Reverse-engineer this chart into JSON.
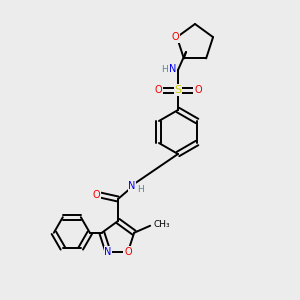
{
  "bg_color": "#ececec",
  "atom_colors": {
    "C": "#000000",
    "N": "#0000ee",
    "O": "#ee0000",
    "S": "#cccc00",
    "H": "#558899"
  },
  "figsize": [
    3.0,
    3.0
  ],
  "dpi": 100,
  "lw": 1.4,
  "fontsize": 7.5
}
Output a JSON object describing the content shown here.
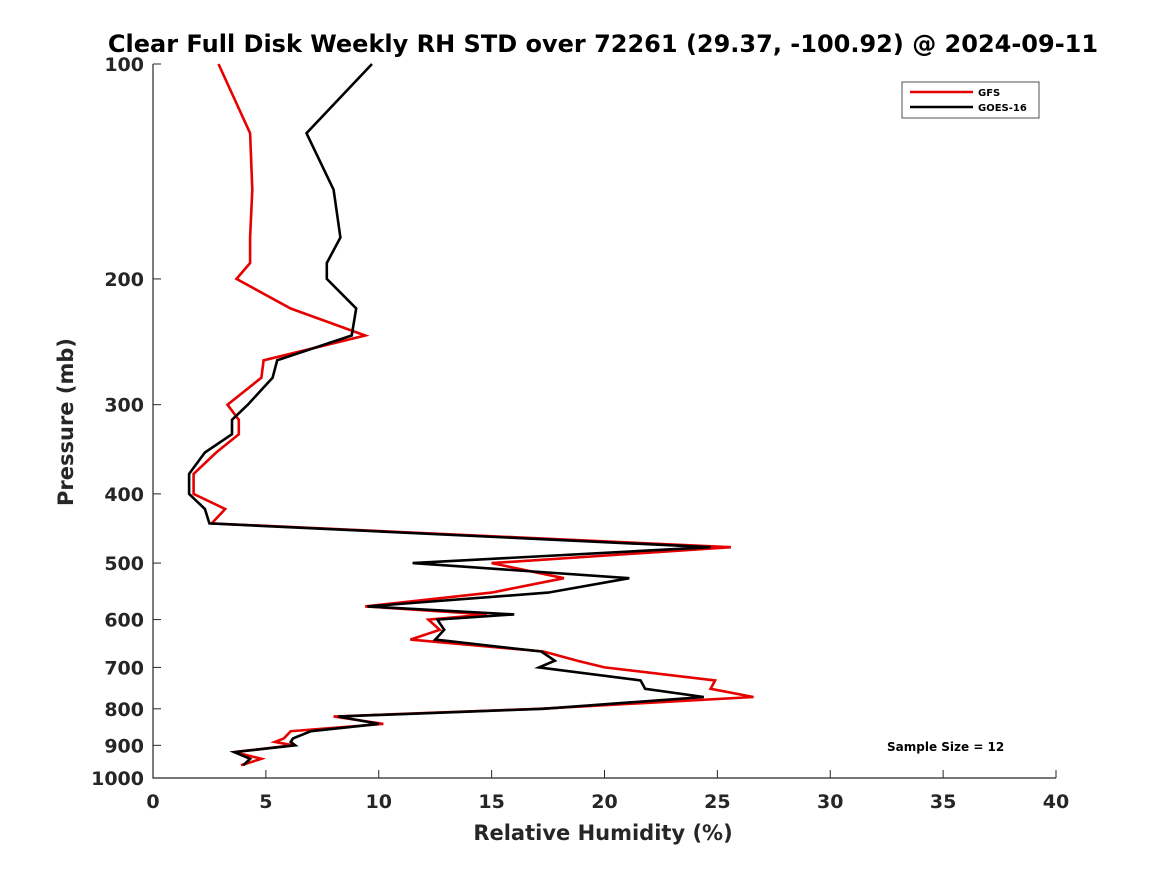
{
  "chart_data": {
    "type": "line",
    "title": "Clear Full Disk Weekly RH STD over 72261 (29.37, -100.92) @ 2024-09-11",
    "xlabel": "Relative Humidity (%)",
    "ylabel": "Pressure (mb)",
    "xlim": [
      0,
      40
    ],
    "ylim": [
      100,
      1000
    ],
    "y_scale": "log",
    "y_reversed": true,
    "grid": false,
    "legend_position": "top-right",
    "x_ticks": [
      "0",
      "5",
      "10",
      "15",
      "20",
      "25",
      "30",
      "35",
      "40"
    ],
    "y_ticks": [
      "100",
      "200",
      "300",
      "400",
      "500",
      "600",
      "700",
      "800",
      "900",
      "1000"
    ],
    "annotation": "Sample Size = 12",
    "series": [
      {
        "name": "GFS",
        "color": "#e60000",
        "points": [
          [
            2.9,
            100
          ],
          [
            4.3,
            125
          ],
          [
            4.4,
            150
          ],
          [
            4.3,
            175
          ],
          [
            4.3,
            190
          ],
          [
            3.7,
            200
          ],
          [
            6.1,
            220
          ],
          [
            9.4,
            240
          ],
          [
            4.9,
            260
          ],
          [
            4.8,
            275
          ],
          [
            3.3,
            300
          ],
          [
            3.8,
            315
          ],
          [
            3.8,
            330
          ],
          [
            2.8,
            350
          ],
          [
            1.8,
            375
          ],
          [
            1.8,
            400
          ],
          [
            3.2,
            420
          ],
          [
            2.6,
            440
          ],
          [
            25.6,
            475
          ],
          [
            15.0,
            500
          ],
          [
            18.2,
            525
          ],
          [
            15.0,
            550
          ],
          [
            9.4,
            575
          ],
          [
            14.8,
            590
          ],
          [
            12.2,
            600
          ],
          [
            12.7,
            620
          ],
          [
            11.4,
            640
          ],
          [
            17.3,
            665
          ],
          [
            18.8,
            685
          ],
          [
            20.0,
            700
          ],
          [
            24.9,
            730
          ],
          [
            24.7,
            750
          ],
          [
            26.6,
            770
          ],
          [
            17.1,
            800
          ],
          [
            8.0,
            820
          ],
          [
            10.2,
            840
          ],
          [
            6.1,
            860
          ],
          [
            5.8,
            880
          ],
          [
            5.4,
            890
          ],
          [
            6.2,
            900
          ],
          [
            3.6,
            920
          ],
          [
            4.8,
            940
          ],
          [
            3.9,
            960
          ]
        ]
      },
      {
        "name": "GOES-16",
        "color": "#000000",
        "points": [
          [
            9.7,
            100
          ],
          [
            6.8,
            125
          ],
          [
            8.0,
            150
          ],
          [
            8.3,
            175
          ],
          [
            7.7,
            190
          ],
          [
            7.7,
            200
          ],
          [
            9.0,
            220
          ],
          [
            8.8,
            240
          ],
          [
            5.5,
            260
          ],
          [
            5.3,
            275
          ],
          [
            4.2,
            300
          ],
          [
            3.5,
            315
          ],
          [
            3.5,
            330
          ],
          [
            2.3,
            350
          ],
          [
            1.6,
            375
          ],
          [
            1.6,
            400
          ],
          [
            2.3,
            420
          ],
          [
            2.5,
            440
          ],
          [
            24.7,
            475
          ],
          [
            11.5,
            500
          ],
          [
            21.1,
            525
          ],
          [
            17.5,
            550
          ],
          [
            9.5,
            575
          ],
          [
            16.0,
            590
          ],
          [
            12.6,
            600
          ],
          [
            12.9,
            620
          ],
          [
            12.5,
            640
          ],
          [
            17.2,
            665
          ],
          [
            17.8,
            685
          ],
          [
            17.1,
            700
          ],
          [
            21.6,
            730
          ],
          [
            21.8,
            750
          ],
          [
            24.4,
            770
          ],
          [
            17.3,
            800
          ],
          [
            8.2,
            820
          ],
          [
            10.0,
            840
          ],
          [
            7.0,
            860
          ],
          [
            6.2,
            880
          ],
          [
            6.1,
            890
          ],
          [
            6.3,
            900
          ],
          [
            3.6,
            920
          ],
          [
            4.3,
            940
          ],
          [
            4.0,
            960
          ]
        ]
      }
    ]
  }
}
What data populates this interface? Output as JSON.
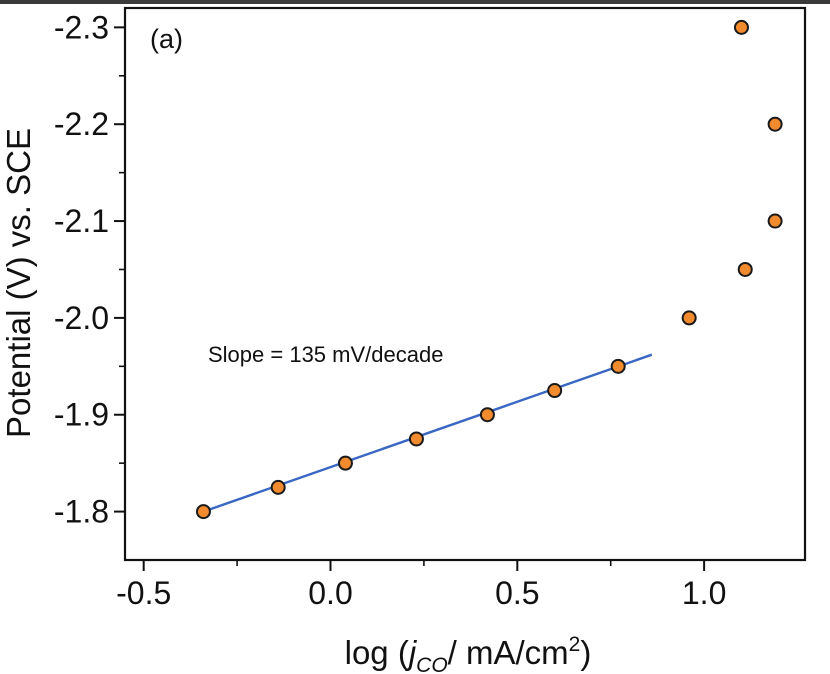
{
  "chart_data": {
    "type": "scatter",
    "panel_label": "(a)",
    "xlabel_parts": {
      "prefix": "log (",
      "var": "j",
      "sub": "CO",
      "suffix": "/ mA/cm",
      "sup": "2",
      "close": ")"
    },
    "ylabel": "Potential (V) vs. SCE",
    "xlim": [
      -0.55,
      1.27
    ],
    "ylim": [
      -1.75,
      -2.32
    ],
    "x_ticks": [
      -0.5,
      0.0,
      0.5,
      1.0
    ],
    "x_tick_labels": [
      "-0.5",
      "0.0",
      "0.5",
      "1.0"
    ],
    "x_minor_ticks": [
      -0.25,
      0.25,
      0.75
    ],
    "y_ticks": [
      -1.8,
      -1.9,
      -2.0,
      -2.1,
      -2.2,
      -2.3
    ],
    "y_tick_labels": [
      "-1.8",
      "-1.9",
      "-2.0",
      "-2.1",
      "-2.2",
      "-2.3"
    ],
    "y_minor_ticks": [
      -1.85,
      -1.95,
      -2.05,
      -2.15,
      -2.25
    ],
    "series": [
      {
        "marker_color": "#f28a2e",
        "x": [
          -0.34,
          -0.14,
          0.04,
          0.23,
          0.42,
          0.6,
          0.77,
          0.96,
          1.1,
          1.11,
          1.19,
          1.19
        ],
        "y": [
          -1.8,
          -1.825,
          -1.85,
          -1.875,
          -1.9,
          -1.925,
          -1.95,
          -2.0,
          -2.3,
          -2.05,
          -2.2,
          -2.1
        ]
      }
    ],
    "fit_line": {
      "color": "#3a67c4",
      "x": [
        -0.34,
        0.86
      ],
      "y": [
        -1.8,
        -1.962
      ]
    },
    "annotation": "Slope = 135 mV/decade",
    "grid": false,
    "legend": "none"
  }
}
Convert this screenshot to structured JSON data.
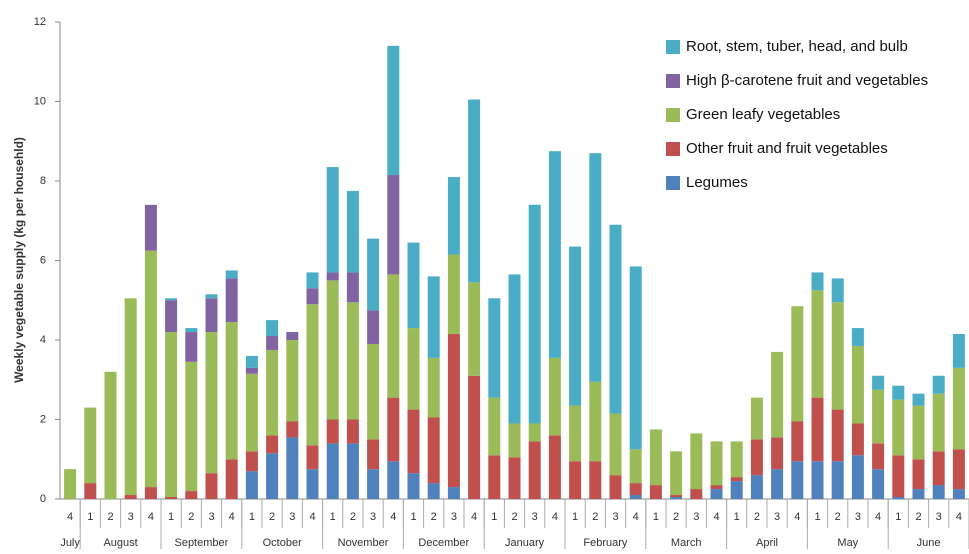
{
  "chart_data": {
    "type": "stacked_bar",
    "y_label": "Weekly vegetable supply (kg per househld)",
    "categories": [
      "4",
      "1",
      "2",
      "3",
      "4",
      "1",
      "2",
      "3",
      "4",
      "1",
      "2",
      "3",
      "4",
      "1",
      "2",
      "3",
      "4",
      "1",
      "2",
      "3",
      "4",
      "1",
      "2",
      "3",
      "4",
      "1",
      "2",
      "3",
      "4",
      "1",
      "2",
      "3",
      "4",
      "1",
      "2",
      "3",
      "4",
      "1",
      "2",
      "3",
      "4",
      "1",
      "2",
      "3",
      "4"
    ],
    "groups": [
      {
        "label": "July",
        "size": 1
      },
      {
        "label": "August",
        "size": 4
      },
      {
        "label": "September",
        "size": 4
      },
      {
        "label": "October",
        "size": 4
      },
      {
        "label": "November",
        "size": 4
      },
      {
        "label": "December",
        "size": 4
      },
      {
        "label": "January",
        "size": 4
      },
      {
        "label": "February",
        "size": 4
      },
      {
        "label": "March",
        "size": 4
      },
      {
        "label": "April",
        "size": 4
      },
      {
        "label": "May",
        "size": 4
      },
      {
        "label": "June",
        "size": 4
      }
    ],
    "series": [
      {
        "name": "Legumes",
        "color": "#4f81bd",
        "values": [
          0,
          0,
          0,
          0,
          0,
          0,
          0,
          0,
          0,
          0.7,
          1.15,
          1.55,
          0.75,
          1.4,
          1.4,
          0.75,
          0.95,
          0.65,
          0.4,
          0.3,
          0,
          0,
          0,
          0,
          0,
          0,
          0,
          0,
          0.1,
          0,
          0.05,
          0,
          0.25,
          0.45,
          0.6,
          0.75,
          0.95,
          0.95,
          0.95,
          1.1,
          0.75,
          0.05,
          0.25,
          0.35,
          0.25
        ]
      },
      {
        "name": "Other fruit and fruit vegetables",
        "color": "#c0504d",
        "values": [
          0,
          0.4,
          0,
          0.1,
          0.3,
          0.05,
          0.2,
          0.65,
          1.0,
          0.5,
          0.45,
          0.4,
          0.6,
          0.6,
          0.6,
          0.75,
          1.6,
          1.6,
          1.65,
          3.85,
          3.1,
          1.1,
          1.05,
          1.45,
          1.6,
          0.95,
          0.95,
          0.6,
          0.3,
          0.35,
          0.05,
          0.25,
          0.1,
          0.1,
          0.9,
          0.8,
          1.0,
          1.6,
          1.3,
          0.8,
          0.65,
          1.05,
          0.75,
          0.85,
          1.0
        ]
      },
      {
        "name": "Green leafy vegetables",
        "color": "#9bbb59",
        "values": [
          0.75,
          1.9,
          3.2,
          4.95,
          5.95,
          4.15,
          3.25,
          3.55,
          3.45,
          1.95,
          2.15,
          2.05,
          3.55,
          3.5,
          2.95,
          2.4,
          3.1,
          2.05,
          1.5,
          2.0,
          2.35,
          1.45,
          0.85,
          0.45,
          1.95,
          1.4,
          2.0,
          1.55,
          0.85,
          1.4,
          1.1,
          1.4,
          1.1,
          0.9,
          1.05,
          2.15,
          2.9,
          2.7,
          2.7,
          1.95,
          1.35,
          1.4,
          1.35,
          1.45,
          2.05
        ]
      },
      {
        "name": "High β-carotene fruit and vegetables",
        "color": "#8064a2",
        "values": [
          0,
          0,
          0,
          0,
          1.15,
          0.8,
          0.75,
          0.85,
          1.1,
          0.15,
          0.35,
          0.2,
          0.4,
          0.2,
          0.75,
          0.85,
          2.5,
          0,
          0,
          0,
          0,
          0,
          0,
          0,
          0,
          0,
          0,
          0,
          0,
          0,
          0,
          0,
          0,
          0,
          0,
          0,
          0,
          0,
          0,
          0,
          0,
          0,
          0,
          0,
          0
        ]
      },
      {
        "name": "Root, stem, tuber, head, and bulb",
        "color": "#4bacc6",
        "values": [
          0,
          0,
          0,
          0,
          0,
          0.05,
          0.1,
          0.1,
          0.2,
          0.3,
          0.4,
          0,
          0.4,
          2.65,
          2.05,
          1.8,
          3.25,
          2.15,
          2.05,
          1.95,
          4.6,
          2.5,
          3.75,
          5.5,
          5.2,
          4.0,
          5.75,
          4.75,
          4.6,
          0,
          0,
          0,
          0,
          0,
          0,
          0,
          0,
          0.45,
          0.6,
          0.45,
          0.35,
          0.35,
          0.3,
          0.45,
          0.85
        ]
      }
    ],
    "ylim": [
      0,
      12
    ],
    "yticks": [
      0,
      2,
      4,
      6,
      8,
      10,
      12
    ],
    "grid": false,
    "legend": "top-right"
  }
}
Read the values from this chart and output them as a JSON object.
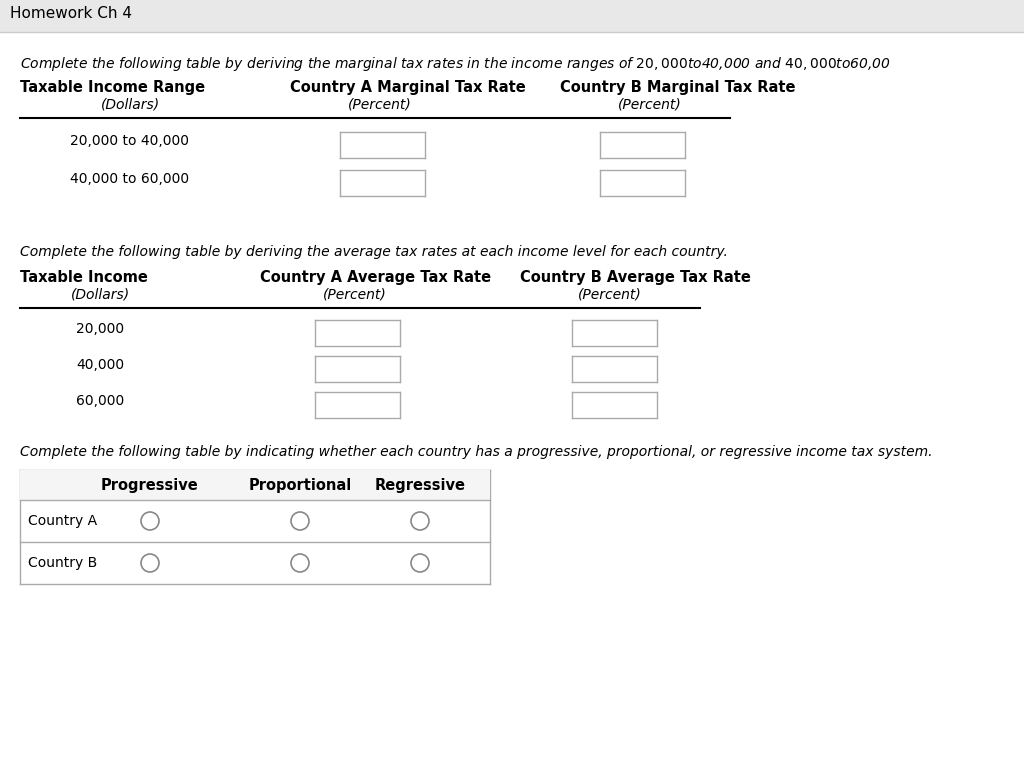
{
  "title_bar_text": "Homework Ch 4",
  "title_bar_bg": "#e8e8e8",
  "bg_color": "#ffffff",
  "text_color": "#000000",
  "instruction1": "Complete the following table by deriving the marginal tax rates in the income ranges of $20,000 to $40,000 and $40,000 to $60,00",
  "instruction2": "Complete the following table by deriving the average tax rates at each income level for each country.",
  "instruction3": "Complete the following table by indicating whether each country has a progressive, proportional, or regressive income tax system.",
  "table1": {
    "col_headers_line1": [
      "Taxable Income Range",
      "Country A Marginal Tax Rate",
      "Country B Marginal Tax Rate"
    ],
    "col_headers_line2": [
      "(Dollars)",
      "(Percent)",
      "(Percent)"
    ],
    "rows": [
      "20,000 to 40,000",
      "40,000 to 60,000"
    ]
  },
  "table2": {
    "col_headers_line1": [
      "Taxable Income",
      "Country A Average Tax Rate",
      "Country B Average Tax Rate"
    ],
    "col_headers_line2": [
      "(Dollars)",
      "(Percent)",
      "(Percent)"
    ],
    "rows": [
      "20,000",
      "40,000",
      "60,000"
    ]
  },
  "table3": {
    "col_headers": [
      "",
      "Progressive",
      "Proportional",
      "Regressive"
    ],
    "rows": [
      "Country A",
      "Country B"
    ]
  },
  "input_box_color": "#ffffff",
  "input_box_border": "#aaaaaa",
  "line_color": "#000000",
  "separator_color": "#aaaaaa"
}
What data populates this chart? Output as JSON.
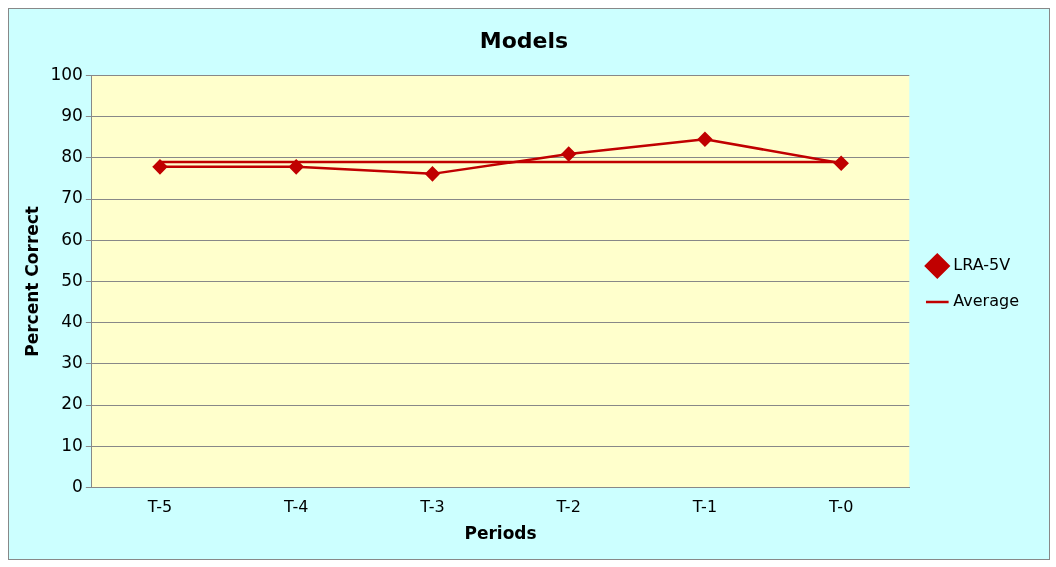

## WHAT YOU NEED TO DO
In the entries above, find lines with "ffffff" and copy each.

## EXERCISE RESPONSE
  "bg_color": "#ffffff",
  "input_box_color": "#ffffff",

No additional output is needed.